DATA IN THIS EXERCISE
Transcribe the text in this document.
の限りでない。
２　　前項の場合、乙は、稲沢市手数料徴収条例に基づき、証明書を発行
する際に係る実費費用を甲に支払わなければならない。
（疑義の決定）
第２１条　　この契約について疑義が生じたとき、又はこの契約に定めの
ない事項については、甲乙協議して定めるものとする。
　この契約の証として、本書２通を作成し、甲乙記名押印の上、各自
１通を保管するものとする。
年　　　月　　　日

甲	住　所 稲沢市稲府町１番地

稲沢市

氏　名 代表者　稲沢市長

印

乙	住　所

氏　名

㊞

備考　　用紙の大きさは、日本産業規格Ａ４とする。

WHAT IS NEEDED
Each record above should be repeated exactly as it appears.

SOLUTION TO THIS TASK
Transcribe the text in this document.
の限りでない。
２　　前項の場合、乙は、稲沢市手数料徴収条例に基づき、証明書を発行
する際に係る実費費用を甲に支払わなければならない。
（疑義の決定）
第２１条　　この契約について疑義が生じたとき、又はこの契約に定めの
ない事項については、甲乙協議して定めるものとする。
　この契約の証として、本書２通を作成し、甲乙記名押印の上、各自
１通を保管するものとする。
年　　　月　　　日

甲	住　所 稲沢市稲府町１番地

稲沢市

氏　名 代表者　稲沢市長

印

乙	住　所

氏　名

㊞

備考　　用紙の大きさは、日本産業規格Ａ４とする。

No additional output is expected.